TASK PROMPT: Records follow. Pull out every line that contains "name".

==================================================

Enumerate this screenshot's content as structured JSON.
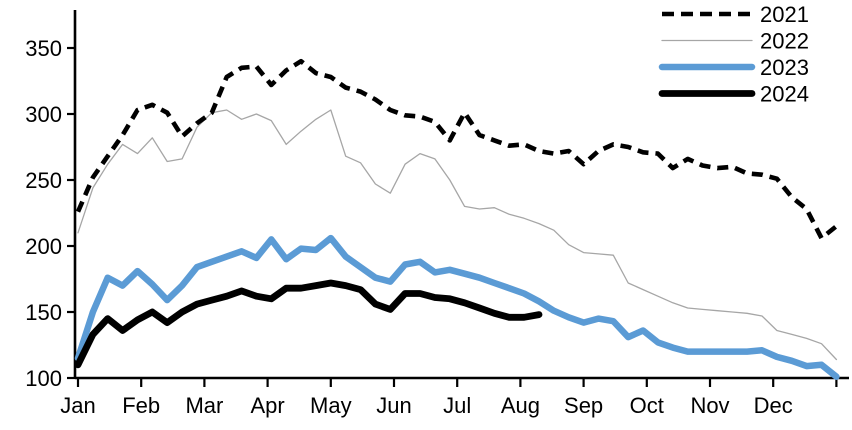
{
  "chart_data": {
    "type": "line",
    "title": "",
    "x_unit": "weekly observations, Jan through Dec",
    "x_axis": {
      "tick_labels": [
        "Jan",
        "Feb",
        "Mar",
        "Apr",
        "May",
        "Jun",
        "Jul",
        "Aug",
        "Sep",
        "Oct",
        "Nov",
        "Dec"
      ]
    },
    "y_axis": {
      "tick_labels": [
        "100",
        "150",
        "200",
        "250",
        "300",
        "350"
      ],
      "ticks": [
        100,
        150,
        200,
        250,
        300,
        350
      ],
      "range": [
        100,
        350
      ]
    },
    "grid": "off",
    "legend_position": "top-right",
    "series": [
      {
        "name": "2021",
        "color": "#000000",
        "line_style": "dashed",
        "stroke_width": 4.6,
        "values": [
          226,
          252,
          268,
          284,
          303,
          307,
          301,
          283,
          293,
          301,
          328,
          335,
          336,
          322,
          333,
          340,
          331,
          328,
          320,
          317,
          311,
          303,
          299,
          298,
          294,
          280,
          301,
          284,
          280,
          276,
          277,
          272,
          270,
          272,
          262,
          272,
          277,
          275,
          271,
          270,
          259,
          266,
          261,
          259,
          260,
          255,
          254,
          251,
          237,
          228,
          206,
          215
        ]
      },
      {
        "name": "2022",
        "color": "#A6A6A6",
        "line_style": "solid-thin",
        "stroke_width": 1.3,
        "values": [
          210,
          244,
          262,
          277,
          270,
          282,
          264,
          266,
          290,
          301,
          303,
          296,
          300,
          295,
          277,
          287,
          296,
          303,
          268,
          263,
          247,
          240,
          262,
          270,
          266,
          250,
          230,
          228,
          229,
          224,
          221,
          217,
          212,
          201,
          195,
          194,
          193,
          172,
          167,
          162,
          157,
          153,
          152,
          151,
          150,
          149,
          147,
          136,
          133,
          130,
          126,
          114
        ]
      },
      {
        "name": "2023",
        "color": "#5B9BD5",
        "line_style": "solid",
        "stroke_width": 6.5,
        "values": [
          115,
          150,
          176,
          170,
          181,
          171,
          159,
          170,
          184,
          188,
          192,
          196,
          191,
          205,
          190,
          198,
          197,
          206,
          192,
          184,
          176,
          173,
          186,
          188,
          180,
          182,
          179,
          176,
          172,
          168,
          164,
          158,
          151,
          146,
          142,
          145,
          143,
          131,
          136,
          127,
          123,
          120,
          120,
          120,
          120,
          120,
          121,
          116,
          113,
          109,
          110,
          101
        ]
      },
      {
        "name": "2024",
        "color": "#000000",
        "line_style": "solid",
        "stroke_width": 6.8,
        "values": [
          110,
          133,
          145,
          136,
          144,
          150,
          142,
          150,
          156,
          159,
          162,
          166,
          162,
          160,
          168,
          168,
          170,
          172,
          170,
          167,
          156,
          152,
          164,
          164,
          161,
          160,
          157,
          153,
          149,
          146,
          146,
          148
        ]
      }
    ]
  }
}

==================================================

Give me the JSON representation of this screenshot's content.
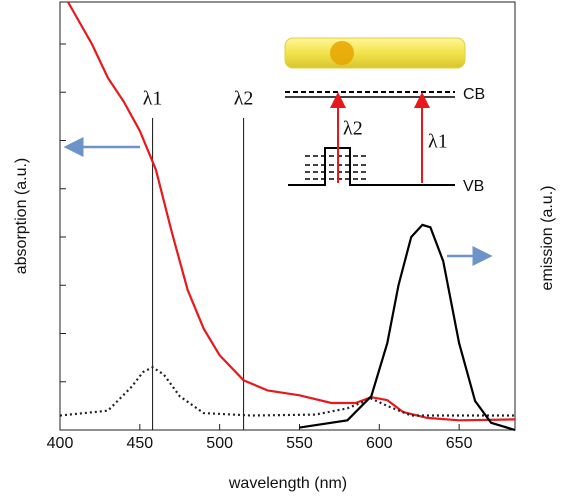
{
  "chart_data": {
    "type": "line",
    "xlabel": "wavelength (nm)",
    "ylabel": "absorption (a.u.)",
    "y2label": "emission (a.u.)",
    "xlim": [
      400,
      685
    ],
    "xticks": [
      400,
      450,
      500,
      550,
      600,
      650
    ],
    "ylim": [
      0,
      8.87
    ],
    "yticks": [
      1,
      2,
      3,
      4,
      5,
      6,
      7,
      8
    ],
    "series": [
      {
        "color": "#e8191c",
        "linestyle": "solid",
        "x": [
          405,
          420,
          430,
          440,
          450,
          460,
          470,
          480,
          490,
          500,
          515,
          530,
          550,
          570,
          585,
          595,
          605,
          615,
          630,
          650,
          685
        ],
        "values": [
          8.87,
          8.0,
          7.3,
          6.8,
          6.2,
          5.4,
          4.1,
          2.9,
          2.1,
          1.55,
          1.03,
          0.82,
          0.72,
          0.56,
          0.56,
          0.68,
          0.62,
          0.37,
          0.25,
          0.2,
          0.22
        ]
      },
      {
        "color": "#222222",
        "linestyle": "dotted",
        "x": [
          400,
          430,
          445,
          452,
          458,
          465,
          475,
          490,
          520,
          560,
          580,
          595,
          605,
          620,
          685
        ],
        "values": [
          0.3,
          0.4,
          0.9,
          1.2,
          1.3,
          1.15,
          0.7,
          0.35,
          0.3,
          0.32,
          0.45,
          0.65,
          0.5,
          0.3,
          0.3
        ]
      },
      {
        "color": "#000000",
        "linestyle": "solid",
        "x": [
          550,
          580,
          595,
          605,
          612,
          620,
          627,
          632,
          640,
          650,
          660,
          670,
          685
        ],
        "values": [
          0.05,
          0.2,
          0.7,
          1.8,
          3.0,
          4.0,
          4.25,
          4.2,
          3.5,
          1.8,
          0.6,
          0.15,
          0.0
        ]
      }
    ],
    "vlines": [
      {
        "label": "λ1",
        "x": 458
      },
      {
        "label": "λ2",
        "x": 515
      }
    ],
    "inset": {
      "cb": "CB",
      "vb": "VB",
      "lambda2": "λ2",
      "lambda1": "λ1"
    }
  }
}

==================================================

RIGHT ANSWER:
        "name": "2021",
        "name": "2022",
        "name": "2023",
        "name": "2024",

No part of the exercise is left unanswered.